■ **Task details**
From the listing below, select every line where the word "ylabel" appears.

■ **Data for processing**
------
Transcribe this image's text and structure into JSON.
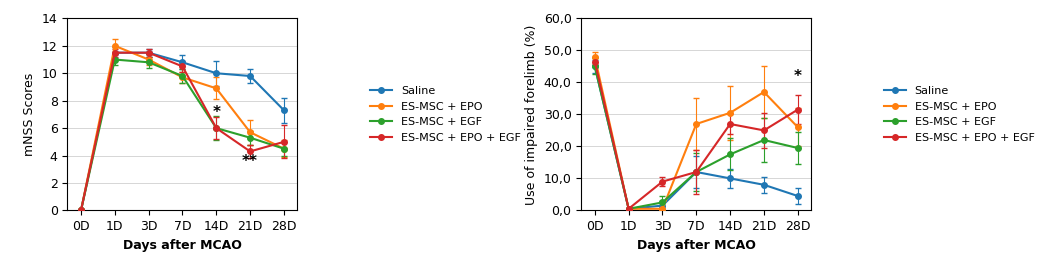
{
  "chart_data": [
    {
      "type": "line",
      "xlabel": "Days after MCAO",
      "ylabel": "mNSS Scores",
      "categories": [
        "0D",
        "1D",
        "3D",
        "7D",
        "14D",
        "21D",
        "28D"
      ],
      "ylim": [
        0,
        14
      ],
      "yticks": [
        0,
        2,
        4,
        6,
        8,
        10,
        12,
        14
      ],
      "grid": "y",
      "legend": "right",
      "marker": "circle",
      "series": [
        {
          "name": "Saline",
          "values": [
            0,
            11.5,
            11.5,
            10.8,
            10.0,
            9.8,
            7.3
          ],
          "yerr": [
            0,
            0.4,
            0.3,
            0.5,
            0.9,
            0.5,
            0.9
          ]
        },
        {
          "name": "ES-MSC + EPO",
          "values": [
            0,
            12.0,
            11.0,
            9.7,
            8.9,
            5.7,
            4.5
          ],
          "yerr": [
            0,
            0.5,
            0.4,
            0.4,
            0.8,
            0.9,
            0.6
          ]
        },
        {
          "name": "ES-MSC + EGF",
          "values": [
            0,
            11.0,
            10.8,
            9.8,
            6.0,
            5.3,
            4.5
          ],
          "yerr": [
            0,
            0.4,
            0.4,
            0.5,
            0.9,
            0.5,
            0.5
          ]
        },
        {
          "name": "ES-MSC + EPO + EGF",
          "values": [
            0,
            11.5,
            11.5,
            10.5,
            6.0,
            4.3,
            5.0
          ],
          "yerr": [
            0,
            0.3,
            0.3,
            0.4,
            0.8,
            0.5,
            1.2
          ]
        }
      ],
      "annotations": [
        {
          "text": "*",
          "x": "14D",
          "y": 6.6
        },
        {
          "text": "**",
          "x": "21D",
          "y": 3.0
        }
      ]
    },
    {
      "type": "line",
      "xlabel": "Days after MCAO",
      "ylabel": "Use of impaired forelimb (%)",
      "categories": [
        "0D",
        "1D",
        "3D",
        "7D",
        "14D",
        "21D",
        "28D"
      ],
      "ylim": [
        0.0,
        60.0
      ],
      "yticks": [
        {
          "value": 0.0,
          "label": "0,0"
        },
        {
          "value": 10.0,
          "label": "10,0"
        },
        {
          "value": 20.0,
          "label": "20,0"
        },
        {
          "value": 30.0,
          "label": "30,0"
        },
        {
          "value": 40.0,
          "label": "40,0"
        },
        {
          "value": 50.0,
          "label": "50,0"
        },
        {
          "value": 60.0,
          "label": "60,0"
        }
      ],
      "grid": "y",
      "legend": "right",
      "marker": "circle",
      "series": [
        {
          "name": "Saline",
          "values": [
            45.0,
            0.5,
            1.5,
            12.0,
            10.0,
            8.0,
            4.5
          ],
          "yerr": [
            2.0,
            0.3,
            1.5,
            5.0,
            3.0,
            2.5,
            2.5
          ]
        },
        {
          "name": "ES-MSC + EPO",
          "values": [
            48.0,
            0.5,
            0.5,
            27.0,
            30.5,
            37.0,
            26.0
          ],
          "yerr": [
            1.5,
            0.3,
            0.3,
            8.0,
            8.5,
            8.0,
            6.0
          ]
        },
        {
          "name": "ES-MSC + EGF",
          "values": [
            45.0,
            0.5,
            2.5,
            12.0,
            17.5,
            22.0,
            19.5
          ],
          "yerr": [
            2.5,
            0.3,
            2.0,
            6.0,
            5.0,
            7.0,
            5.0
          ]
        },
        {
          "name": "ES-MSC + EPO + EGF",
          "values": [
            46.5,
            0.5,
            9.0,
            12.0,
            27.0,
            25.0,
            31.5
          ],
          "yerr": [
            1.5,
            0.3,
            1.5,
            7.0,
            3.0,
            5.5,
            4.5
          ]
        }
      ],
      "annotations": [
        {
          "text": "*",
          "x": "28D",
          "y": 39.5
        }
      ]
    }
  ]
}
------
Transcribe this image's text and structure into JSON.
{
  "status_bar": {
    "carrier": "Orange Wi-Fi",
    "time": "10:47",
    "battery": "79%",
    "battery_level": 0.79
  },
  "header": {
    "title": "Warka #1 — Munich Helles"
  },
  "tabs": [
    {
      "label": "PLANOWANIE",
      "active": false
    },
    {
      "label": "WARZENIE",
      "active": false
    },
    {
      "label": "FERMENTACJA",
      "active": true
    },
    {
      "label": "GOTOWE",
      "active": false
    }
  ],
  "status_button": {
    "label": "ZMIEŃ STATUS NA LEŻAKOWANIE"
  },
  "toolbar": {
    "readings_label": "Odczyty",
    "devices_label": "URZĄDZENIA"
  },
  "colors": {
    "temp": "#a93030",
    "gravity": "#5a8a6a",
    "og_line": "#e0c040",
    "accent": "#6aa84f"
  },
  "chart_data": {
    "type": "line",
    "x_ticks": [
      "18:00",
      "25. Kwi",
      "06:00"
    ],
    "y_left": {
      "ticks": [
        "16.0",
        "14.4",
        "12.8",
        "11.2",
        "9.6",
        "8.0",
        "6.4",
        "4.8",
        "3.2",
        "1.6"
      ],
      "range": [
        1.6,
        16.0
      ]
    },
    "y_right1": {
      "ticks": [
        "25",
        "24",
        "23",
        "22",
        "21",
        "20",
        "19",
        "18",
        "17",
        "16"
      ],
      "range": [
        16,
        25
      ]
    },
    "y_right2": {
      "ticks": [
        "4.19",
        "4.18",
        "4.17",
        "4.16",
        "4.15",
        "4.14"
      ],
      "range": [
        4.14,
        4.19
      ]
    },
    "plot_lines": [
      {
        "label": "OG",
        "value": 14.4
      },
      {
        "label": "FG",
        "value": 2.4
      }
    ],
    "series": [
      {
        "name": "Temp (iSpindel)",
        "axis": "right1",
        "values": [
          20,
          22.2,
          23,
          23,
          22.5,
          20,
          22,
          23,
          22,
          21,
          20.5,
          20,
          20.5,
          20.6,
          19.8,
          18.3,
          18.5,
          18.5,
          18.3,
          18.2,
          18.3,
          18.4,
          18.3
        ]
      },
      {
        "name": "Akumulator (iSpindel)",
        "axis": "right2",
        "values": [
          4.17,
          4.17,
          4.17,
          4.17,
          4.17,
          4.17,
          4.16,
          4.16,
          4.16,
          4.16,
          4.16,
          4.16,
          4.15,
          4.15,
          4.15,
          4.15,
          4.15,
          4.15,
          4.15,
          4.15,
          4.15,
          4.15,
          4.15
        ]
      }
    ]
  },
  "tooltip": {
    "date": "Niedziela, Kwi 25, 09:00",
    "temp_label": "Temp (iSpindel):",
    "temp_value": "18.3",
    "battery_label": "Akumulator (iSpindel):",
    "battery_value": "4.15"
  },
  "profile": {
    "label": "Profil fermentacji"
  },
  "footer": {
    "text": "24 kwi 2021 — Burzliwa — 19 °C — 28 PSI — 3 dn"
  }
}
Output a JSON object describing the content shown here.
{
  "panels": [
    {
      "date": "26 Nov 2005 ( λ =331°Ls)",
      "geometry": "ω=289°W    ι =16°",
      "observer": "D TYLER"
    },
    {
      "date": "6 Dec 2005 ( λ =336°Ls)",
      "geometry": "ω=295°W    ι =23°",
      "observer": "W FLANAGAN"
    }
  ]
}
------
■ **Correct answer**
      "ylabel": "mNSS Scores",
      "ylabel": "Use of impaired forelimb (%)",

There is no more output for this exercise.